*PROVIDED DATA*
* start *
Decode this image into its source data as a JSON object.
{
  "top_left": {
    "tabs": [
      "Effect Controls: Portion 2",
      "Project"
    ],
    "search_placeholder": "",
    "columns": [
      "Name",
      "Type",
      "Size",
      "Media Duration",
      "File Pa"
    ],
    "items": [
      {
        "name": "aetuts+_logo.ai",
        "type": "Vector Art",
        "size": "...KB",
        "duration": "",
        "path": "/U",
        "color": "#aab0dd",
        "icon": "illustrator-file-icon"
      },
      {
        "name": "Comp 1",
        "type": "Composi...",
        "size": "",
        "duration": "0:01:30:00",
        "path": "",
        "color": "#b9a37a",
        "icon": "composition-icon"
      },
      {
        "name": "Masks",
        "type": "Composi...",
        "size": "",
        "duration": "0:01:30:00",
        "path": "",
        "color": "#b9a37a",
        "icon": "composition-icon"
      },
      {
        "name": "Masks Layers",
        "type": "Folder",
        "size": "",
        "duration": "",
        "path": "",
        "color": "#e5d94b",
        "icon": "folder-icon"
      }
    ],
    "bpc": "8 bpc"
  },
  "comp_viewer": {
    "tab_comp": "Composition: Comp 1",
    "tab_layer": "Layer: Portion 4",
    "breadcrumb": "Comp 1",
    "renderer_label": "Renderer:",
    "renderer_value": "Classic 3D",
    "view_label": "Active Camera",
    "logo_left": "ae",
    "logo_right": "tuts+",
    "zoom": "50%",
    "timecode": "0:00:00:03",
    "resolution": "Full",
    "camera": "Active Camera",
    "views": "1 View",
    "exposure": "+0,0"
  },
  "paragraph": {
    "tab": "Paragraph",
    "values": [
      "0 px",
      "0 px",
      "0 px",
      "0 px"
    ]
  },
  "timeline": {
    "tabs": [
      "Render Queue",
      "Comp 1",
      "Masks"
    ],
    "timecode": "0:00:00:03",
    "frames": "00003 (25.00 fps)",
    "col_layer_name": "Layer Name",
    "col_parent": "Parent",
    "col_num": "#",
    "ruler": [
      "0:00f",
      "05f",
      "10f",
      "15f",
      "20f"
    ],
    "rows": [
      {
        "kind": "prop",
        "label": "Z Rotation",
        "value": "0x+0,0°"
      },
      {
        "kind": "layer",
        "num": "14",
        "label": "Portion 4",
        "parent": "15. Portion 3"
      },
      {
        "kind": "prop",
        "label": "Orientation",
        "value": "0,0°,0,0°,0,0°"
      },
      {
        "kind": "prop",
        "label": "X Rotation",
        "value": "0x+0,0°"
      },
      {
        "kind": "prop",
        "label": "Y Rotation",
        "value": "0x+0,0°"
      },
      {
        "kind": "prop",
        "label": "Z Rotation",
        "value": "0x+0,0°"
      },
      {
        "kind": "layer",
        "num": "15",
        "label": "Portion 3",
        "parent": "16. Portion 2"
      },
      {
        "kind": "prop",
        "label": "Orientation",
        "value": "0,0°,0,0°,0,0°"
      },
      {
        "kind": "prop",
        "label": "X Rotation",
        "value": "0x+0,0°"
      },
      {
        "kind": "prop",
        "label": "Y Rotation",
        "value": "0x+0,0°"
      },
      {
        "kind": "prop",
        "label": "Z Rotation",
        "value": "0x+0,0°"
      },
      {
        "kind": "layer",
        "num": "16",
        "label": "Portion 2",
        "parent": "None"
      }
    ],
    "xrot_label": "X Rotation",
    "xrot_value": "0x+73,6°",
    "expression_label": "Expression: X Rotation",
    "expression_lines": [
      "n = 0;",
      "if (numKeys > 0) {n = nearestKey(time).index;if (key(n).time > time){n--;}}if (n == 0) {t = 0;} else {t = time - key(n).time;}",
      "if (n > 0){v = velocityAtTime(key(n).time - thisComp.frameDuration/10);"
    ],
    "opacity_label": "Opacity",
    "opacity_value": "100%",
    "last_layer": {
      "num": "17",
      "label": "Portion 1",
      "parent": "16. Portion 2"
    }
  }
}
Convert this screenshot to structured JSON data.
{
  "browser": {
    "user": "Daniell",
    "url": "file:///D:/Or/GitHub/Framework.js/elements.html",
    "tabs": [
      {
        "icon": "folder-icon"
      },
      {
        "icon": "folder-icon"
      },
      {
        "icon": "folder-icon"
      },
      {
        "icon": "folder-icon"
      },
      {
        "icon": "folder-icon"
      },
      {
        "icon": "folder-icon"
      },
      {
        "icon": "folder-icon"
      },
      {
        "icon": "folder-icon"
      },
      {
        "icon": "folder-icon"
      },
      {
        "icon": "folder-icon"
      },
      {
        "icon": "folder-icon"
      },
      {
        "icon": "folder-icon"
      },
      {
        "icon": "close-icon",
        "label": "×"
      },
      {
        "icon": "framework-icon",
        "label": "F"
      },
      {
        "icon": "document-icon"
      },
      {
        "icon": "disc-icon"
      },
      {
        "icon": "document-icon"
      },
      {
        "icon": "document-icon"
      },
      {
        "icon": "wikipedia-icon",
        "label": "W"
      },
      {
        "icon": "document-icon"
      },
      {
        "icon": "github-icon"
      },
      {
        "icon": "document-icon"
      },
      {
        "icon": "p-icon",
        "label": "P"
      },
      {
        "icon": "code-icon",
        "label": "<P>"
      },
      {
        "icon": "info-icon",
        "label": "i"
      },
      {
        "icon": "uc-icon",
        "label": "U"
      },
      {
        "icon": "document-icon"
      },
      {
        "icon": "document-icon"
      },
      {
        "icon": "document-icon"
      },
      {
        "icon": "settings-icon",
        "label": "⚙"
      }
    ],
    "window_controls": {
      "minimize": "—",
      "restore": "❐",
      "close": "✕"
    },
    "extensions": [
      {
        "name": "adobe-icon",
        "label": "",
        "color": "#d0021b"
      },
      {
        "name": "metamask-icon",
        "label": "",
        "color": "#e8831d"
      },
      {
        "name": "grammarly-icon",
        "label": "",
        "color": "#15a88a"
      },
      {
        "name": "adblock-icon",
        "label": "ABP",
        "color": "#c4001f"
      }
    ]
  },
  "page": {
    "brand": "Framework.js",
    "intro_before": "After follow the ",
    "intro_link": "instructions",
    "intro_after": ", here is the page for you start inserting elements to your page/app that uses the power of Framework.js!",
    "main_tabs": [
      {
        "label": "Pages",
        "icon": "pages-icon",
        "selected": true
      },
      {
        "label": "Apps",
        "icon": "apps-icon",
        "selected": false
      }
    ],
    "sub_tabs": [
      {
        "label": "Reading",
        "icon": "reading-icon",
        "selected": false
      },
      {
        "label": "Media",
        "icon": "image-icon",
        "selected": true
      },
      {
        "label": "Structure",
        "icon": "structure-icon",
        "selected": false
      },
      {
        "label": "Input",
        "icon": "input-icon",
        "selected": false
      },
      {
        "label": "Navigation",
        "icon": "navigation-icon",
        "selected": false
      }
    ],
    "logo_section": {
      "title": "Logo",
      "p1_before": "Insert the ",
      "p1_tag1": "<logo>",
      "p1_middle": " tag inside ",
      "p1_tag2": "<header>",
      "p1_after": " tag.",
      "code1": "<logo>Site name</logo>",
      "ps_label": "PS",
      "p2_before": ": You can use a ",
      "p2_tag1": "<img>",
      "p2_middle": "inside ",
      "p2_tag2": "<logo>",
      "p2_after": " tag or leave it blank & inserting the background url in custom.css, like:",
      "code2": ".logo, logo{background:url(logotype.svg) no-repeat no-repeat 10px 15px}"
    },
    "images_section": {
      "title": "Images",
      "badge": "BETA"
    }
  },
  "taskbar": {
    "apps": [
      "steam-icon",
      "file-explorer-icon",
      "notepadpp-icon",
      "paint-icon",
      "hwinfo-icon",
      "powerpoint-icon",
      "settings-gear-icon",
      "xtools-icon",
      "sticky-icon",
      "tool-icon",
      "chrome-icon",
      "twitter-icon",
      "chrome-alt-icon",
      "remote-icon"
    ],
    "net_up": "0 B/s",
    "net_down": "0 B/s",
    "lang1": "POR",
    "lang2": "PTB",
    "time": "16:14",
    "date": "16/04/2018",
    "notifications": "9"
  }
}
* end *
*YOUR TASK*
Find how many lines in the listing contain the word "Camera" and give that count alone.

*THE SOLUTION*
2